* [TEXT PASSAGE]:

Hey, kids. To quote Blazing Saddles, "How are things in the clean world?"
The pic (which I hate) is my second photo with Jim--he looks thrilled as hell to have his arm around a drunken, yapping me (and Gods, did he smell fabulous); the gent in the background is Pat Oates, the comic who brought Jim on. Very, very funny men.
I am HUNGOVER. Happy and fuckall hungover. Like the last time I saw Jim Jefferies perform, the experience was a mixed bag. The gig was FUCKING AWESOME, but the shit afterwards totally harshed my high.
However, I still had three awesome hours. And that's the important part.
Like the last time, the story will be told in two parts--the review (this post) and the aftermath (next post).
On with the review...
OK, let's start with the venue. You know I have a serious fan hardon for someone if I will subject myself not only to driving to Connecticut (the Asshole of the Northeast), but even more so that I was willing to go to a casino.
I hate casinos. HATE them. Rick Riordan got it completely right in Percy Jackson & the Olympians with the casino scene (and more on that in post #2, In Which I Find It VERY VERY Difficult NOT to Strangle My Mother). For me, casinos are the embodiment of Hell. All those people, like zombies, playing the slots... *shudder*
BUT I DIGRESS!

* [RECORDED INFORMATION]:
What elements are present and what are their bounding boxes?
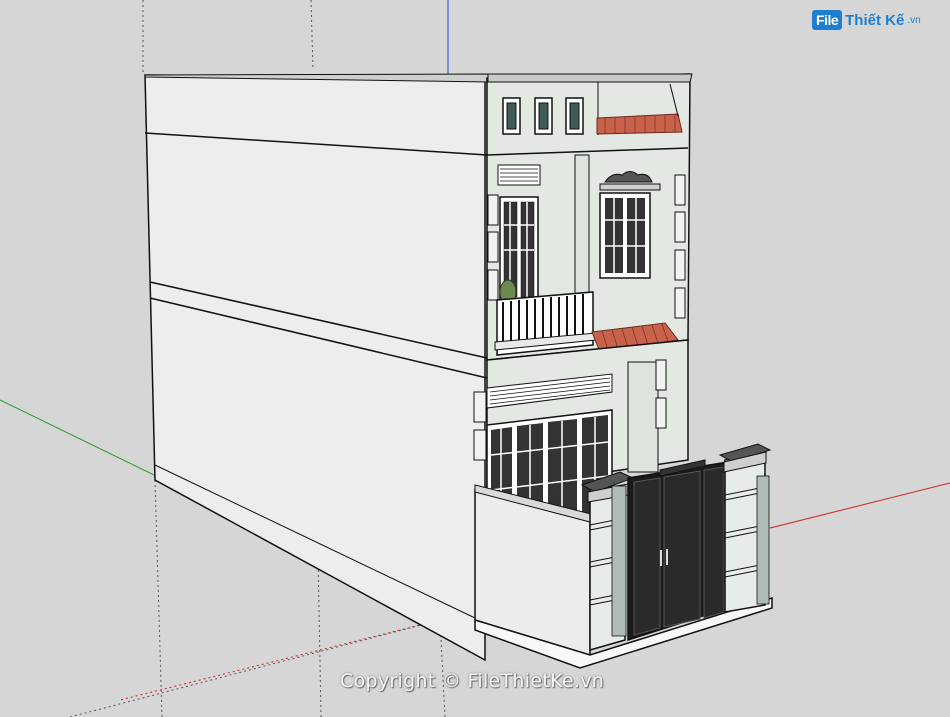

* [PROBLEM]: Pick up the blog post reviewing the Jim Jefferies casino show where it leaves off, and continue writing it.

* [WRITTEN ANSWER]:
Comix is a great room for the audience set up--liked it immediately. The staff is FABULOUS--really lovely, lovely people to deal with, helpful, pleasant and attentive, from the management, to the door staff to the waitstaff--our waitresses were a hoot (and complete with Jim Jefferies autograph tattoos. I thought about it. I really did, but I think I'll wait until I've lost another 100 lbs. & finished the firm-up on the body). VIP tix were worth the expense. Food was decent, too; coffee was passable, but then, I was drinking tequila.
Secondly, the openers... Awesome guys, very funny. Steve Lazarus (who has a book coming out about being a beer vendor at Yankee Stadium since the 70's, Gods bless him) was a hoot--told a classic joke about the Sox fan, the Mets fan and the Yankees fan that totally showed where the fans were from. I think the Sox fans showed best, but then... I'm biased.
Pat Oates... Jesus wept. AWESOME choice for the lead-in to Jim. Describing himself as the "extended leprechaun," Pat did an incredibly high energy set, giving the audience shit (including me--I got dubbed "Meatloaf," and rather than heckle, I let it roll and laughed along. More on that later), with great bits on road rage and Steelers fans. My companion for the evening, the Amazing Tess, is from Pittsburgh and totally loved it (and agreed completely). And I will TOTALLY disagree with the arse who yelled out "too soon!" about the Greg Giraldo story. It was a GREAT story, there was NO disrespect in it, and that's the end of it. Keep telling it, Pat. (Pretty please?)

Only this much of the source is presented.